AIM: Without including any images, repeat the data exactly.

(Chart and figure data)
---

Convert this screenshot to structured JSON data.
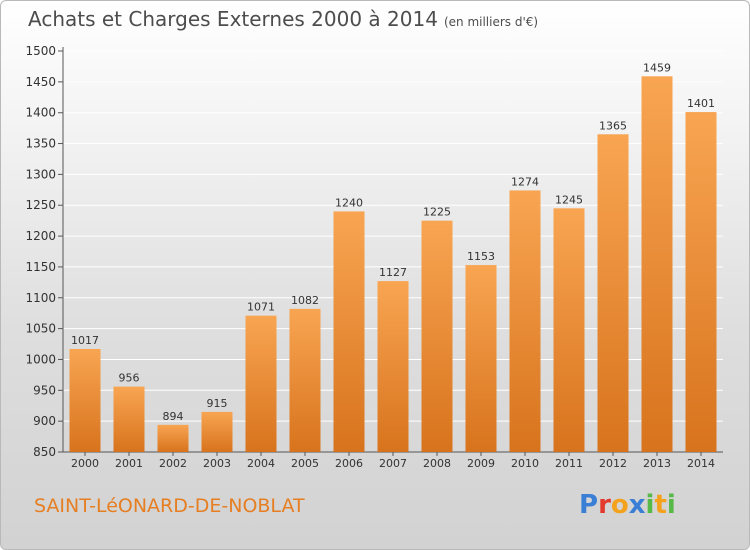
{
  "title": "Achats et Charges Externes 2000 à 2014",
  "unit_note": "(en milliers d'€)",
  "city": "SAINT-LéONARD-DE-NOBLAT",
  "logo": {
    "text": "Proxiti",
    "letters": [
      {
        "ch": "P",
        "color": "#3a7fd5"
      },
      {
        "ch": "r",
        "color": "#e23b2e"
      },
      {
        "ch": "o",
        "color": "#f4a21d"
      },
      {
        "ch": "x",
        "color": "#3a7fd5"
      },
      {
        "ch": "i",
        "color": "#57b947"
      },
      {
        "ch": "t",
        "color": "#f4a21d"
      },
      {
        "ch": "i",
        "color": "#57b947"
      }
    ]
  },
  "colors": {
    "bar_light": "#f8a552",
    "bar_dark": "#d8731d",
    "accent": "#e67e22",
    "grid": "#ffffff"
  },
  "chart_data": {
    "type": "bar",
    "title": "Achats et Charges Externes 2000 à 2014",
    "subtitle": "(en milliers d'€)",
    "xlabel": "",
    "ylabel": "",
    "categories": [
      "2000",
      "2001",
      "2002",
      "2003",
      "2004",
      "2005",
      "2006",
      "2007",
      "2008",
      "2009",
      "2010",
      "2011",
      "2012",
      "2013",
      "2014"
    ],
    "values": [
      1017,
      956,
      894,
      915,
      1071,
      1082,
      1240,
      1127,
      1225,
      1153,
      1274,
      1245,
      1365,
      1459,
      1401
    ],
    "ylim": [
      850,
      1500
    ],
    "yticks": [
      850,
      900,
      950,
      1000,
      1050,
      1100,
      1150,
      1200,
      1250,
      1300,
      1350,
      1400,
      1450,
      1500
    ],
    "grid": true,
    "data_labels": true
  }
}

---

SOLUTION FOR THIS EXERCISE:
Convert this screenshot to structured JSON data.
{
  "title": "Achats et Charges Externes 2000 à 2014",
  "unit_note": "(en milliers d'€)",
  "city": "SAINT-LéONARD-DE-NOBLAT",
  "logo": {
    "text": "Proxiti",
    "letters": [
      {
        "ch": "P",
        "color": "#3a7fd5"
      },
      {
        "ch": "r",
        "color": "#e23b2e"
      },
      {
        "ch": "o",
        "color": "#f4a21d"
      },
      {
        "ch": "x",
        "color": "#3a7fd5"
      },
      {
        "ch": "i",
        "color": "#57b947"
      },
      {
        "ch": "t",
        "color": "#f4a21d"
      },
      {
        "ch": "i",
        "color": "#57b947"
      }
    ]
  },
  "colors": {
    "bar_light": "#f8a552",
    "bar_dark": "#d8731d",
    "accent": "#e67e22",
    "grid": "#ffffff"
  },
  "chart_data": {
    "type": "bar",
    "title": "Achats et Charges Externes 2000 à 2014",
    "subtitle": "(en milliers d'€)",
    "xlabel": "",
    "ylabel": "",
    "categories": [
      "2000",
      "2001",
      "2002",
      "2003",
      "2004",
      "2005",
      "2006",
      "2007",
      "2008",
      "2009",
      "2010",
      "2011",
      "2012",
      "2013",
      "2014"
    ],
    "values": [
      1017,
      956,
      894,
      915,
      1071,
      1082,
      1240,
      1127,
      1225,
      1153,
      1274,
      1245,
      1365,
      1459,
      1401
    ],
    "ylim": [
      850,
      1500
    ],
    "yticks": [
      850,
      900,
      950,
      1000,
      1050,
      1100,
      1150,
      1200,
      1250,
      1300,
      1350,
      1400,
      1450,
      1500
    ],
    "grid": true,
    "data_labels": true
  }
}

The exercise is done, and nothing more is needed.